Request =>
Copy the full set of lines exactly as given.
>> start
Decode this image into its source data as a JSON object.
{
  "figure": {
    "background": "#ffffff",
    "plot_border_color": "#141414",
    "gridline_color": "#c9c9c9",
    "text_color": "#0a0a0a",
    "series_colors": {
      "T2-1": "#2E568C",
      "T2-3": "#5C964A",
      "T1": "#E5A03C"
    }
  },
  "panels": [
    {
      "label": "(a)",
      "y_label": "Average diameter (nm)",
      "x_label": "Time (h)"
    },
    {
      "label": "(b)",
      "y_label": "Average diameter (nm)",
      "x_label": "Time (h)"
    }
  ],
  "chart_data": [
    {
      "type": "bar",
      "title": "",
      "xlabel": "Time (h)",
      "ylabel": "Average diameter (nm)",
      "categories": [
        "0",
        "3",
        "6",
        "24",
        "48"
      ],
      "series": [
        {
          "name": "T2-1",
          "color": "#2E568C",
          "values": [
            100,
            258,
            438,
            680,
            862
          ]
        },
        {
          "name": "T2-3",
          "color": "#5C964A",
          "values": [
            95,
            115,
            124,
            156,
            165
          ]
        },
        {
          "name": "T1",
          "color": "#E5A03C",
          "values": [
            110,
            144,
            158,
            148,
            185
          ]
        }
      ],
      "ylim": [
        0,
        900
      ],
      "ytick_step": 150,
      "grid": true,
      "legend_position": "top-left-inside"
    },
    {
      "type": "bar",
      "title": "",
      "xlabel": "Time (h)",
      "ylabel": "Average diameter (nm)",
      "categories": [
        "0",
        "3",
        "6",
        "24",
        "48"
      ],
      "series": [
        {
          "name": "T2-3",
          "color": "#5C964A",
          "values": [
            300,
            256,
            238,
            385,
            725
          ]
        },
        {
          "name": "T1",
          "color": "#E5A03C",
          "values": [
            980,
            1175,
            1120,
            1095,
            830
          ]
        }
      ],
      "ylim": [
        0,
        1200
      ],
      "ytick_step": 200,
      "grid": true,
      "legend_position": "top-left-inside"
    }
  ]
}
>> end
Right answer =>
Decode this image into its source data as a JSON object.
{
  "figure": {
    "background": "#ffffff",
    "plot_border_color": "#141414",
    "gridline_color": "#c9c9c9",
    "text_color": "#0a0a0a",
    "series_colors": {
      "T2-1": "#2E568C",
      "T2-3": "#5C964A",
      "T1": "#E5A03C"
    }
  },
  "panels": [
    {
      "label": "(a)",
      "y_label": "Average diameter (nm)",
      "x_label": "Time (h)"
    },
    {
      "label": "(b)",
      "y_label": "Average diameter (nm)",
      "x_label": "Time (h)"
    }
  ],
  "chart_data": [
    {
      "type": "bar",
      "title": "",
      "xlabel": "Time (h)",
      "ylabel": "Average diameter (nm)",
      "categories": [
        "0",
        "3",
        "6",
        "24",
        "48"
      ],
      "series": [
        {
          "name": "T2-1",
          "color": "#2E568C",
          "values": [
            100,
            258,
            438,
            680,
            862
          ]
        },
        {
          "name": "T2-3",
          "color": "#5C964A",
          "values": [
            95,
            115,
            124,
            156,
            165
          ]
        },
        {
          "name": "T1",
          "color": "#E5A03C",
          "values": [
            110,
            144,
            158,
            148,
            185
          ]
        }
      ],
      "ylim": [
        0,
        900
      ],
      "ytick_step": 150,
      "grid": true,
      "legend_position": "top-left-inside"
    },
    {
      "type": "bar",
      "title": "",
      "xlabel": "Time (h)",
      "ylabel": "Average diameter (nm)",
      "categories": [
        "0",
        "3",
        "6",
        "24",
        "48"
      ],
      "series": [
        {
          "name": "T2-3",
          "color": "#5C964A",
          "values": [
            300,
            256,
            238,
            385,
            725
          ]
        },
        {
          "name": "T1",
          "color": "#E5A03C",
          "values": [
            980,
            1175,
            1120,
            1095,
            830
          ]
        }
      ],
      "ylim": [
        0,
        1200
      ],
      "ytick_step": 200,
      "grid": true,
      "legend_position": "top-left-inside"
    }
  ]
}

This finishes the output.